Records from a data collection
::::

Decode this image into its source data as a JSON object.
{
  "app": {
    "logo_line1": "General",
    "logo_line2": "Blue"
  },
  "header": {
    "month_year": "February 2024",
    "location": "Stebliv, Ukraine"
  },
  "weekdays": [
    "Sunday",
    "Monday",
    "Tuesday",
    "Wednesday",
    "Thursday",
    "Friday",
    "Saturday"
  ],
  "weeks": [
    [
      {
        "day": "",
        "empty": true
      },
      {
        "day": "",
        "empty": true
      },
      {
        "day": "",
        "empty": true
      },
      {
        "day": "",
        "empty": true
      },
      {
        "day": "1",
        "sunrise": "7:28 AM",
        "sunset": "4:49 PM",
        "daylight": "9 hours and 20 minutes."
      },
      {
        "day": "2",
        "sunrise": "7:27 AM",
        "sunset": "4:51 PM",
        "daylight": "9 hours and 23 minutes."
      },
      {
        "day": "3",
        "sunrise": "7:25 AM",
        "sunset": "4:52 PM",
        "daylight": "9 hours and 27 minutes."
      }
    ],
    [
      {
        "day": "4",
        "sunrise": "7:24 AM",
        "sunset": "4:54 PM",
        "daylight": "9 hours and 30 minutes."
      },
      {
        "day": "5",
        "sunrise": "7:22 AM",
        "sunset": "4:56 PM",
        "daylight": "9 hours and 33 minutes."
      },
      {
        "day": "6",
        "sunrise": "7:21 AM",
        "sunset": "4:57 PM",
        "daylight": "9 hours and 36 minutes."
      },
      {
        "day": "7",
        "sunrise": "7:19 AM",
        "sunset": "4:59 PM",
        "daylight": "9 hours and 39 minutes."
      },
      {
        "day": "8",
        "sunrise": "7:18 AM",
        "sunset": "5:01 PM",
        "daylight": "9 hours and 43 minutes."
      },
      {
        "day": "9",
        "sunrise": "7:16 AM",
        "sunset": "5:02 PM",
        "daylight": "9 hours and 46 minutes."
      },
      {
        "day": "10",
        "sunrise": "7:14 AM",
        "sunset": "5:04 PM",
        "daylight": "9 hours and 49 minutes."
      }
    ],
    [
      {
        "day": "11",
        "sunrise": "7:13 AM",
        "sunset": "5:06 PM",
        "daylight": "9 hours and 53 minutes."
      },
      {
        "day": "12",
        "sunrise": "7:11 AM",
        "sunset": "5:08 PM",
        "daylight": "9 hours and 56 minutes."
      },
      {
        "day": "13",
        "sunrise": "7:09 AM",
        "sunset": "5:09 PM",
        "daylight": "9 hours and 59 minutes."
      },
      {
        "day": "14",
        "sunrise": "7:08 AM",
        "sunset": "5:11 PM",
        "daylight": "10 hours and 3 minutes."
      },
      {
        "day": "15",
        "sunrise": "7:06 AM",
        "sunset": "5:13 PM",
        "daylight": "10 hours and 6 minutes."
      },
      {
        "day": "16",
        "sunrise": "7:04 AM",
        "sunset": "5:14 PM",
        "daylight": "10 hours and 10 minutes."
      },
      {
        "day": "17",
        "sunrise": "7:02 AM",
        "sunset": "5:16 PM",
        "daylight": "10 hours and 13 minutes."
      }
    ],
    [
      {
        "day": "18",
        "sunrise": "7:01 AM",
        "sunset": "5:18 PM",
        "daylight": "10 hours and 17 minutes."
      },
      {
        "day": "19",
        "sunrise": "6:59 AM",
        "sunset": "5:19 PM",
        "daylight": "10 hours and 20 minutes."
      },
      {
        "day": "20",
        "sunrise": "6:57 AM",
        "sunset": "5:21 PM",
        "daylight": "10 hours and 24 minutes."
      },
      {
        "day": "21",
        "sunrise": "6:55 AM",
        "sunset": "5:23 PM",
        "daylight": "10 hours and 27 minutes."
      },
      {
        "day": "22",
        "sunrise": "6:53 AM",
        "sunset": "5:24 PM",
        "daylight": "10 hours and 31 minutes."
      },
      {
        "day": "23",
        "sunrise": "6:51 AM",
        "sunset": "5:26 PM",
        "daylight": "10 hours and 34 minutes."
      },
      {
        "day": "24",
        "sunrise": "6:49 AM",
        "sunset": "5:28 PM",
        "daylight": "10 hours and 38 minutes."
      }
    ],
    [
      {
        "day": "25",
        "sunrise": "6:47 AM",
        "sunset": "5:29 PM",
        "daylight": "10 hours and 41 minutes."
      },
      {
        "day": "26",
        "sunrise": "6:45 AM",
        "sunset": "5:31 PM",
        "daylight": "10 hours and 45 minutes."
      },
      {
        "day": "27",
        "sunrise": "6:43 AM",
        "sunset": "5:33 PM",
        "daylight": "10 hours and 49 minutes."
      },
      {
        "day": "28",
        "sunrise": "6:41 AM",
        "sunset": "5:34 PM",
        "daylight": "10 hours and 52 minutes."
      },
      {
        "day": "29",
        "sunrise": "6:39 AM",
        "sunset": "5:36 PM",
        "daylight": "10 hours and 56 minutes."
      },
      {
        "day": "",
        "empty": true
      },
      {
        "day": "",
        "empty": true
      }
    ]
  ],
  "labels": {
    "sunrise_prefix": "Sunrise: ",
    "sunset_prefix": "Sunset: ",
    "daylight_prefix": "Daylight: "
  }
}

::::

Faithfully copy every entry, leaving nothing out.

Decode this image into its source data as a JSON object.
{
  "app": {
    "logo_line1": "General",
    "logo_line2": "Blue"
  },
  "header": {
    "month_year": "February 2024",
    "location": "Stebliv, Ukraine"
  },
  "weekdays": [
    "Sunday",
    "Monday",
    "Tuesday",
    "Wednesday",
    "Thursday",
    "Friday",
    "Saturday"
  ],
  "weeks": [
    [
      {
        "day": "",
        "empty": true
      },
      {
        "day": "",
        "empty": true
      },
      {
        "day": "",
        "empty": true
      },
      {
        "day": "",
        "empty": true
      },
      {
        "day": "1",
        "sunrise": "7:28 AM",
        "sunset": "4:49 PM",
        "daylight": "9 hours and 20 minutes."
      },
      {
        "day": "2",
        "sunrise": "7:27 AM",
        "sunset": "4:51 PM",
        "daylight": "9 hours and 23 minutes."
      },
      {
        "day": "3",
        "sunrise": "7:25 AM",
        "sunset": "4:52 PM",
        "daylight": "9 hours and 27 minutes."
      }
    ],
    [
      {
        "day": "4",
        "sunrise": "7:24 AM",
        "sunset": "4:54 PM",
        "daylight": "9 hours and 30 minutes."
      },
      {
        "day": "5",
        "sunrise": "7:22 AM",
        "sunset": "4:56 PM",
        "daylight": "9 hours and 33 minutes."
      },
      {
        "day": "6",
        "sunrise": "7:21 AM",
        "sunset": "4:57 PM",
        "daylight": "9 hours and 36 minutes."
      },
      {
        "day": "7",
        "sunrise": "7:19 AM",
        "sunset": "4:59 PM",
        "daylight": "9 hours and 39 minutes."
      },
      {
        "day": "8",
        "sunrise": "7:18 AM",
        "sunset": "5:01 PM",
        "daylight": "9 hours and 43 minutes."
      },
      {
        "day": "9",
        "sunrise": "7:16 AM",
        "sunset": "5:02 PM",
        "daylight": "9 hours and 46 minutes."
      },
      {
        "day": "10",
        "sunrise": "7:14 AM",
        "sunset": "5:04 PM",
        "daylight": "9 hours and 49 minutes."
      }
    ],
    [
      {
        "day": "11",
        "sunrise": "7:13 AM",
        "sunset": "5:06 PM",
        "daylight": "9 hours and 53 minutes."
      },
      {
        "day": "12",
        "sunrise": "7:11 AM",
        "sunset": "5:08 PM",
        "daylight": "9 hours and 56 minutes."
      },
      {
        "day": "13",
        "sunrise": "7:09 AM",
        "sunset": "5:09 PM",
        "daylight": "9 hours and 59 minutes."
      },
      {
        "day": "14",
        "sunrise": "7:08 AM",
        "sunset": "5:11 PM",
        "daylight": "10 hours and 3 minutes."
      },
      {
        "day": "15",
        "sunrise": "7:06 AM",
        "sunset": "5:13 PM",
        "daylight": "10 hours and 6 minutes."
      },
      {
        "day": "16",
        "sunrise": "7:04 AM",
        "sunset": "5:14 PM",
        "daylight": "10 hours and 10 minutes."
      },
      {
        "day": "17",
        "sunrise": "7:02 AM",
        "sunset": "5:16 PM",
        "daylight": "10 hours and 13 minutes."
      }
    ],
    [
      {
        "day": "18",
        "sunrise": "7:01 AM",
        "sunset": "5:18 PM",
        "daylight": "10 hours and 17 minutes."
      },
      {
        "day": "19",
        "sunrise": "6:59 AM",
        "sunset": "5:19 PM",
        "daylight": "10 hours and 20 minutes."
      },
      {
        "day": "20",
        "sunrise": "6:57 AM",
        "sunset": "5:21 PM",
        "daylight": "10 hours and 24 minutes."
      },
      {
        "day": "21",
        "sunrise": "6:55 AM",
        "sunset": "5:23 PM",
        "daylight": "10 hours and 27 minutes."
      },
      {
        "day": "22",
        "sunrise": "6:53 AM",
        "sunset": "5:24 PM",
        "daylight": "10 hours and 31 minutes."
      },
      {
        "day": "23",
        "sunrise": "6:51 AM",
        "sunset": "5:26 PM",
        "daylight": "10 hours and 34 minutes."
      },
      {
        "day": "24",
        "sunrise": "6:49 AM",
        "sunset": "5:28 PM",
        "daylight": "10 hours and 38 minutes."
      }
    ],
    [
      {
        "day": "25",
        "sunrise": "6:47 AM",
        "sunset": "5:29 PM",
        "daylight": "10 hours and 41 minutes."
      },
      {
        "day": "26",
        "sunrise": "6:45 AM",
        "sunset": "5:31 PM",
        "daylight": "10 hours and 45 minutes."
      },
      {
        "day": "27",
        "sunrise": "6:43 AM",
        "sunset": "5:33 PM",
        "daylight": "10 hours and 49 minutes."
      },
      {
        "day": "28",
        "sunrise": "6:41 AM",
        "sunset": "5:34 PM",
        "daylight": "10 hours and 52 minutes."
      },
      {
        "day": "29",
        "sunrise": "6:39 AM",
        "sunset": "5:36 PM",
        "daylight": "10 hours and 56 minutes."
      },
      {
        "day": "",
        "empty": true
      },
      {
        "day": "",
        "empty": true
      }
    ]
  ],
  "labels": {
    "sunrise_prefix": "Sunrise: ",
    "sunset_prefix": "Sunset: ",
    "daylight_prefix": "Daylight: "
  }
}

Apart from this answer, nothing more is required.